RECORD SET:
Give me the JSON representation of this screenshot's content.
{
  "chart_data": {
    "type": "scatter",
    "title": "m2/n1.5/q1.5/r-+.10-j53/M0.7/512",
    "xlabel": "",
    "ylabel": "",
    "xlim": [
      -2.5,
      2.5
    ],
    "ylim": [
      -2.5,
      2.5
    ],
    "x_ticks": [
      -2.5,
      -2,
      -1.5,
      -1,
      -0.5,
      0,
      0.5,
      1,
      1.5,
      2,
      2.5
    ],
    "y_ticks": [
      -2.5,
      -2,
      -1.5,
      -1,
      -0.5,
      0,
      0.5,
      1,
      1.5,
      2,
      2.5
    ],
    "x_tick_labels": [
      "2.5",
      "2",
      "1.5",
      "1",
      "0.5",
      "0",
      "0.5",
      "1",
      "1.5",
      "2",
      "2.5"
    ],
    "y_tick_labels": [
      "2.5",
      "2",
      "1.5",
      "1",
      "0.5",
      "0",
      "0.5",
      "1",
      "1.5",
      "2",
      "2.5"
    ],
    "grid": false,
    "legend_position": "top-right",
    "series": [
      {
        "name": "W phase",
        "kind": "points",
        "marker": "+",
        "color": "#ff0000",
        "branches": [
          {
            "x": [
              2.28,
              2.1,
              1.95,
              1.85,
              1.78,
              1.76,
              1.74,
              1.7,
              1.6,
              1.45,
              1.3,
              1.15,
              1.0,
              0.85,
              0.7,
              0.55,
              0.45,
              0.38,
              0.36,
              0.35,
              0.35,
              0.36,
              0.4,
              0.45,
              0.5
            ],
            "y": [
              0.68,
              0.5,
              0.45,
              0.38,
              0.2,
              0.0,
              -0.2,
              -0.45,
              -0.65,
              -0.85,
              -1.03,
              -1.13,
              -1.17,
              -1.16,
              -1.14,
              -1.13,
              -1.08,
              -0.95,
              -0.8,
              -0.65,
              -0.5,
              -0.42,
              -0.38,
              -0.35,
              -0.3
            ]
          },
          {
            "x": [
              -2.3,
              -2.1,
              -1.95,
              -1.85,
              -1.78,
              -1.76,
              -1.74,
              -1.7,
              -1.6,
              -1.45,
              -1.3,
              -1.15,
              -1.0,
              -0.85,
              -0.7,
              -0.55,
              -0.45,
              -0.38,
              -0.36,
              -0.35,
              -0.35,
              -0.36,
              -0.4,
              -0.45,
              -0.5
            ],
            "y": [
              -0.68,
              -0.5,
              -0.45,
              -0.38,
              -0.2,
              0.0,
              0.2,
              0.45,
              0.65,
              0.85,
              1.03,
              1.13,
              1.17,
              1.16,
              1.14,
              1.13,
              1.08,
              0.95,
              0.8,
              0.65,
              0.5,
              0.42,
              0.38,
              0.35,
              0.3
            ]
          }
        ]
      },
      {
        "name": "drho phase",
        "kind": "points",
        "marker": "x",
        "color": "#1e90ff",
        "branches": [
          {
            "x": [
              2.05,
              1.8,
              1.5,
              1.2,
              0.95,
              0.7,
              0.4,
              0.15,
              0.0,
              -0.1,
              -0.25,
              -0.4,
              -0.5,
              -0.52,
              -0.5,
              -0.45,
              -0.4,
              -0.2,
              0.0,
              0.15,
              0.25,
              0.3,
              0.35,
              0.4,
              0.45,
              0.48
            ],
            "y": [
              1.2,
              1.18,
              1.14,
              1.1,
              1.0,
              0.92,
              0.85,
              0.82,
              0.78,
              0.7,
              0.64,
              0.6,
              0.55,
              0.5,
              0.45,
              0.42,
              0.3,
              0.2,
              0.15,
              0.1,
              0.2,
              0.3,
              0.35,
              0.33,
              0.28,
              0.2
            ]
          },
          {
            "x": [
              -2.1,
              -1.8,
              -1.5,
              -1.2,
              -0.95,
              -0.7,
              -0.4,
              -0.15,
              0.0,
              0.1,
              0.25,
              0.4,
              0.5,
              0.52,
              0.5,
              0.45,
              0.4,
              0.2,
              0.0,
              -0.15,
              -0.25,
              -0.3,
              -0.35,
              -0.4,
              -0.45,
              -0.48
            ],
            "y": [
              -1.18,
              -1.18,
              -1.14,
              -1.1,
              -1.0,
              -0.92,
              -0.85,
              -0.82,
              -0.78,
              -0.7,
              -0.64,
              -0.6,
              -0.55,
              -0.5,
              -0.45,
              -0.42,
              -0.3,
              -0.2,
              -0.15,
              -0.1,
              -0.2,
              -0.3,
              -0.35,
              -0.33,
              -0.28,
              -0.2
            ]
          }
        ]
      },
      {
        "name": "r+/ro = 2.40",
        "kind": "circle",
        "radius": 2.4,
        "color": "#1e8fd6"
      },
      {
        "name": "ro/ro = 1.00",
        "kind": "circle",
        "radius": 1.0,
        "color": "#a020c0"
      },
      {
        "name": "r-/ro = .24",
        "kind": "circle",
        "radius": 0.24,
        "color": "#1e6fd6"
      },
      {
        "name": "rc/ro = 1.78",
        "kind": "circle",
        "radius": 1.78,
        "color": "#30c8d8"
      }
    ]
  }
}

DESCRIPTION OF THE TASK:
Your answer should be a single number: the count of lines holding the word "radius".

FINISHED TASK:
4